■ WHAT IS EXPECTED
Transcribe the records below exactly as they appear.

— Begin ITEMS —

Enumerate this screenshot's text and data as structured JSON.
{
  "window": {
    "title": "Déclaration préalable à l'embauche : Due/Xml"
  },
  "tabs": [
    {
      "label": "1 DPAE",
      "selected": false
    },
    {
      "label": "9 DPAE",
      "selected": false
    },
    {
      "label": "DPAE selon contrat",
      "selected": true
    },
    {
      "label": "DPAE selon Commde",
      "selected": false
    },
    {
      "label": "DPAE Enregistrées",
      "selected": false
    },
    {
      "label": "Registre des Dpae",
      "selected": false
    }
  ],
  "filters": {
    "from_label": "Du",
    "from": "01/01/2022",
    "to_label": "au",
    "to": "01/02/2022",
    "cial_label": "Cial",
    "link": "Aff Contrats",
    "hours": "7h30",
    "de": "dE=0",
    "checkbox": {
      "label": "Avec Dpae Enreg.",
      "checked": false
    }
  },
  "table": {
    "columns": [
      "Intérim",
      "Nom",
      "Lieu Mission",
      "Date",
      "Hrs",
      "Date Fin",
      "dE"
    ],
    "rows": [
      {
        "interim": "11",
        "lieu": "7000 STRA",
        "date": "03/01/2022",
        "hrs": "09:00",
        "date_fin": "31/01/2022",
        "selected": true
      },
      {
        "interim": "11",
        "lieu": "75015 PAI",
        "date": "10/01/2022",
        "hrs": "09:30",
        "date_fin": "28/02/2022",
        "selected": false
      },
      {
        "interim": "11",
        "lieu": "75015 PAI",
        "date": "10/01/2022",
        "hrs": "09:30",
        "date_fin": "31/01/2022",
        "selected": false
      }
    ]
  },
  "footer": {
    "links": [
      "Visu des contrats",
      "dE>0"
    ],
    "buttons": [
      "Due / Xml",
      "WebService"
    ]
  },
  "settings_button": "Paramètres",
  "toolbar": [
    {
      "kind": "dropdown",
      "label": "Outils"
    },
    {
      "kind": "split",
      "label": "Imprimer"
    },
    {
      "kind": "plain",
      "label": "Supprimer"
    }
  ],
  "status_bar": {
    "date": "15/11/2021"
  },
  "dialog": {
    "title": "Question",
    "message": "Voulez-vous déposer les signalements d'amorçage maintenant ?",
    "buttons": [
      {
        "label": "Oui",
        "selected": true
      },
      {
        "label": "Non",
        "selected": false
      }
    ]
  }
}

— End ITEMS —

■ FULL OUTPUT
Enumerate this screenshot's text and data as structured JSON.
{
  "window": {
    "title": "Déclaration préalable à l'embauche : Due/Xml"
  },
  "tabs": [
    {
      "label": "1 DPAE",
      "selected": false
    },
    {
      "label": "9 DPAE",
      "selected": false
    },
    {
      "label": "DPAE selon contrat",
      "selected": true
    },
    {
      "label": "DPAE selon Commde",
      "selected": false
    },
    {
      "label": "DPAE Enregistrées",
      "selected": false
    },
    {
      "label": "Registre des Dpae",
      "selected": false
    }
  ],
  "filters": {
    "from_label": "Du",
    "from": "01/01/2022",
    "to_label": "au",
    "to": "01/02/2022",
    "cial_label": "Cial",
    "link": "Aff Contrats",
    "hours": "7h30",
    "de": "dE=0",
    "checkbox": {
      "label": "Avec Dpae Enreg.",
      "checked": false
    }
  },
  "table": {
    "columns": [
      "Intérim",
      "Nom",
      "Lieu Mission",
      "Date",
      "Hrs",
      "Date Fin",
      "dE"
    ],
    "rows": [
      {
        "interim": "11",
        "lieu": "7000 STRA",
        "date": "03/01/2022",
        "hrs": "09:00",
        "date_fin": "31/01/2022",
        "selected": true
      },
      {
        "interim": "11",
        "lieu": "75015 PAI",
        "date": "10/01/2022",
        "hrs": "09:30",
        "date_fin": "28/02/2022",
        "selected": false
      },
      {
        "interim": "11",
        "lieu": "75015 PAI",
        "date": "10/01/2022",
        "hrs": "09:30",
        "date_fin": "31/01/2022",
        "selected": false
      }
    ]
  },
  "footer": {
    "links": [
      "Visu des contrats",
      "dE>0"
    ],
    "buttons": [
      "Due / Xml",
      "WebService"
    ]
  },
  "settings_button": "Paramètres",
  "toolbar": [
    {
      "kind": "dropdown",
      "label": "Outils"
    },
    {
      "kind": "split",
      "label": "Imprimer"
    },
    {
      "kind": "plain",
      "label": "Supprimer"
    }
  ],
  "status_bar": {
    "date": "15/11/2021"
  },
  "dialog": {
    "title": "Question",
    "message": "Voulez-vous déposer les signalements d'amorçage maintenant ?",
    "buttons": [
      {
        "label": "Oui",
        "selected": true
      },
      {
        "label": "Non",
        "selected": false
      }
    ]
  }
}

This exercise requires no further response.